[Listed records]

###

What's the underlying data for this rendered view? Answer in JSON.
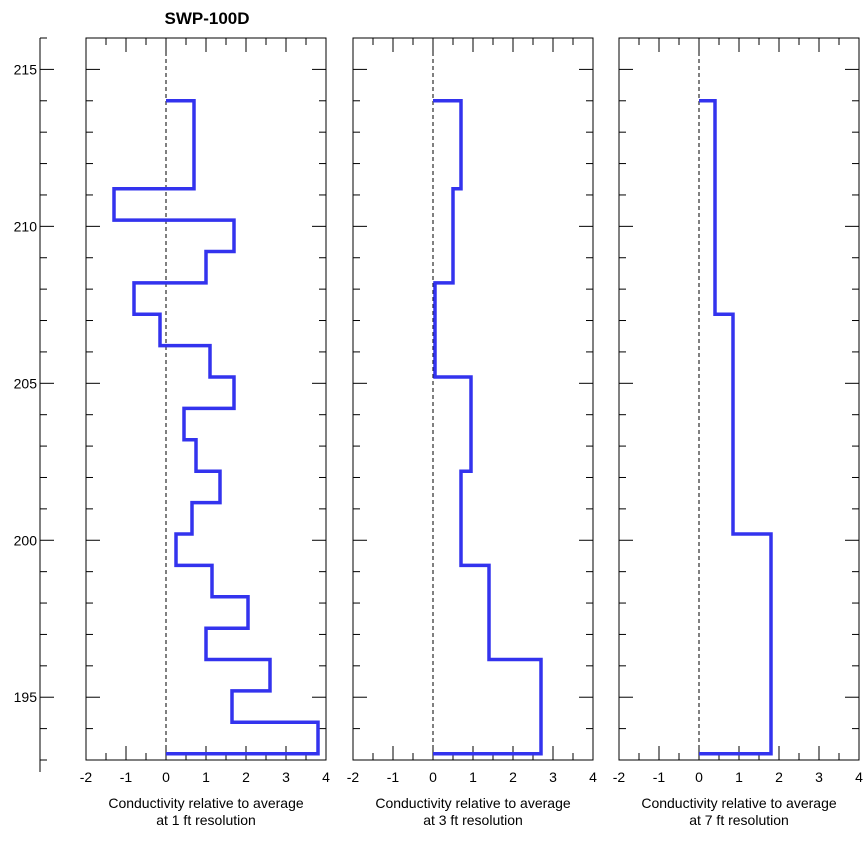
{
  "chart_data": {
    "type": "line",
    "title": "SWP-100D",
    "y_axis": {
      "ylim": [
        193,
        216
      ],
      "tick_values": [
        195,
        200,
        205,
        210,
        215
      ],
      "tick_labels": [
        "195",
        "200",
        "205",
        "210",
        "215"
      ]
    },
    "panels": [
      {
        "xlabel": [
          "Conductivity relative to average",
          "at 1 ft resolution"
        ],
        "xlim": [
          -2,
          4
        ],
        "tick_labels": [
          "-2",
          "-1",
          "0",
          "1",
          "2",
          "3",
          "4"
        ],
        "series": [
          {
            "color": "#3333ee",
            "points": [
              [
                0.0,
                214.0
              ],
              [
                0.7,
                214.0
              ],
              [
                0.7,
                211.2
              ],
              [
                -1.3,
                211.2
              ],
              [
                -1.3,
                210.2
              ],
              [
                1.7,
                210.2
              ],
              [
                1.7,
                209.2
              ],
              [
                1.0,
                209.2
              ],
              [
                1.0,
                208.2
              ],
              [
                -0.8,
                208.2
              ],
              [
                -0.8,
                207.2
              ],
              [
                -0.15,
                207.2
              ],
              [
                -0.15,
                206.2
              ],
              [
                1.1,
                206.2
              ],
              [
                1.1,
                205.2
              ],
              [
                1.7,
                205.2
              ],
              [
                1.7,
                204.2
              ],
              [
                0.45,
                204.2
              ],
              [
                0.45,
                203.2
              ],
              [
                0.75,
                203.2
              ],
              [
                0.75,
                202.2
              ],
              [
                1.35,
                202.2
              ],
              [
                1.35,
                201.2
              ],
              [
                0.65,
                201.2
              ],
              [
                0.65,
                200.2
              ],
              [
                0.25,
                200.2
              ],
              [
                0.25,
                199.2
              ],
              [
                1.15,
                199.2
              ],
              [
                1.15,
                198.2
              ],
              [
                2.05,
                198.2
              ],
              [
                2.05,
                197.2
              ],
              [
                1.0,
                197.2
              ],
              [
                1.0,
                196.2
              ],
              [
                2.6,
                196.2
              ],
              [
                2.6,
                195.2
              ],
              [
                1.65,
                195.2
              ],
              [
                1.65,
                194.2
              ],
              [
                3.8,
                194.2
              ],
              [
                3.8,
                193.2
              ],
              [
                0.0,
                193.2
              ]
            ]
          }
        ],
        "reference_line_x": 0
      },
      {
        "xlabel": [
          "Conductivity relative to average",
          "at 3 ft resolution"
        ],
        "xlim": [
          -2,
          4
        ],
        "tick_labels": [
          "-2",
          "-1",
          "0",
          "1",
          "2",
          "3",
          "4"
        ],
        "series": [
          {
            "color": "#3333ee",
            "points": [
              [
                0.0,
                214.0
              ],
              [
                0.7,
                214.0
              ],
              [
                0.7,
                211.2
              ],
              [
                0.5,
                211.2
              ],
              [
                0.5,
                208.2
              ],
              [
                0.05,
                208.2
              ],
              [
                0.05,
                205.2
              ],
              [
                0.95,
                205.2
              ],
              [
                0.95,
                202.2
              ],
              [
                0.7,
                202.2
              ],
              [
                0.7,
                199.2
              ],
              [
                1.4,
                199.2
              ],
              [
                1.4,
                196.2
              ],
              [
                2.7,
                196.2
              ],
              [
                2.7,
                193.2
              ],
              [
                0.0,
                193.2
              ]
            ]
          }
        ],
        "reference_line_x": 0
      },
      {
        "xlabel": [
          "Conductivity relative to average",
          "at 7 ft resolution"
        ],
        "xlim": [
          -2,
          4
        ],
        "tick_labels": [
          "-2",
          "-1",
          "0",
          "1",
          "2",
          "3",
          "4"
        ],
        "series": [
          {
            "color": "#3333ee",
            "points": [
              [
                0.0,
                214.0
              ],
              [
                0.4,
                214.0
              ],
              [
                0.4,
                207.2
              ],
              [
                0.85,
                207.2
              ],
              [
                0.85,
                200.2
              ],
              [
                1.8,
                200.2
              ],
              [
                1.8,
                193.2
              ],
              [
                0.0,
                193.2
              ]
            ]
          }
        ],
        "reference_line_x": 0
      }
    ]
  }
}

###

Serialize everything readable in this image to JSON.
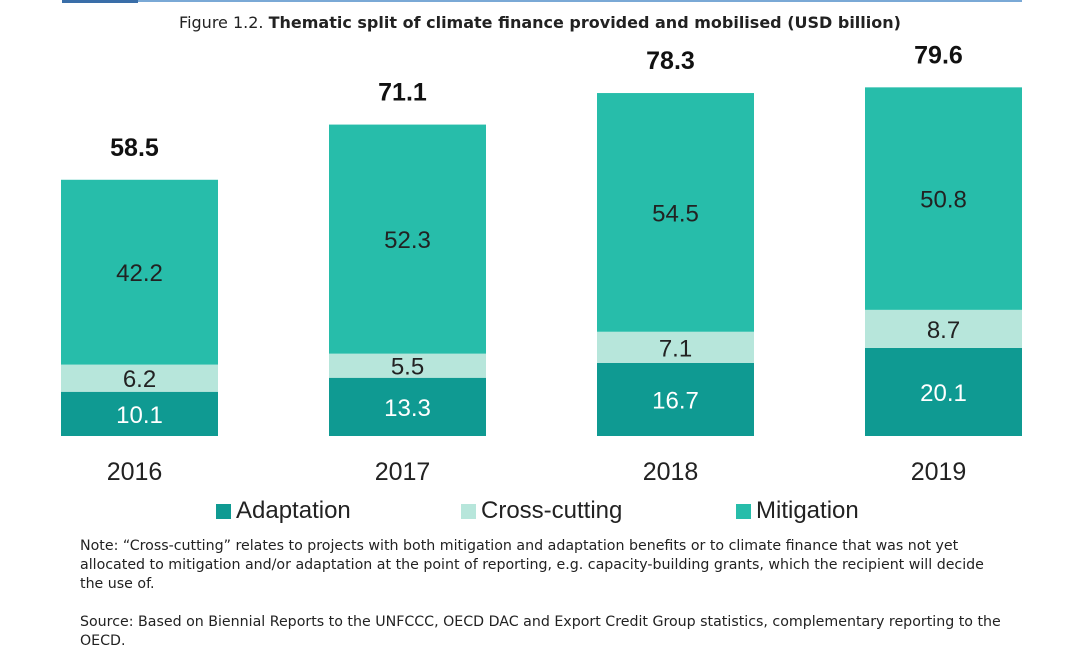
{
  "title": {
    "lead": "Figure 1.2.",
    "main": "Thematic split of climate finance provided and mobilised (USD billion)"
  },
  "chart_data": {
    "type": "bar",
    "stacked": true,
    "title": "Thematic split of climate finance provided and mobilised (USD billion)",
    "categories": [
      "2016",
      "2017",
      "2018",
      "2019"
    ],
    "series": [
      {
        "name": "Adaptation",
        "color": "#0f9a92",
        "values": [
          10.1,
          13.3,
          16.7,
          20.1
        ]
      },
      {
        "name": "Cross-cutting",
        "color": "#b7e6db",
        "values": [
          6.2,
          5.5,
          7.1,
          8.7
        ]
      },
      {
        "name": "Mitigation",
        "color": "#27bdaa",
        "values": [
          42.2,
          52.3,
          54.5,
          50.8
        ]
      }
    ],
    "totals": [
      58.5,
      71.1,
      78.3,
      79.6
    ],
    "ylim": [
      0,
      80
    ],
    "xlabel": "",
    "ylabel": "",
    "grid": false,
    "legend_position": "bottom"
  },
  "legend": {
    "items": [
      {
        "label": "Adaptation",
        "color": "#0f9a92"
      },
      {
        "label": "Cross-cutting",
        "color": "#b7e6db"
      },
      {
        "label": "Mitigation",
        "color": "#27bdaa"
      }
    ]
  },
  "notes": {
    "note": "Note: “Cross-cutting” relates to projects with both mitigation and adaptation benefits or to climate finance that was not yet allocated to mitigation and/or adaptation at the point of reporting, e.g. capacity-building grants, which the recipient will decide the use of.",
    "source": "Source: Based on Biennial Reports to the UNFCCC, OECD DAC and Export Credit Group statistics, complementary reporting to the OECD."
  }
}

###

[Task directions] Show the lines that mention the word "reporting".

[Reply to the exercise]
    "note": "Note: “Cross-cutting” relates to projects with both mitigation and adaptation benefits or to climate finance that was not yet allocated to mitigation and/or adaptation at the point of reporting, e.g. capacity-building grants, which the recipient will decide the use of.",
    "source": "Source: Based on Biennial Reports to the UNFCCC, OECD DAC and Export Credit Group statistics, complementary reporting to the OECD."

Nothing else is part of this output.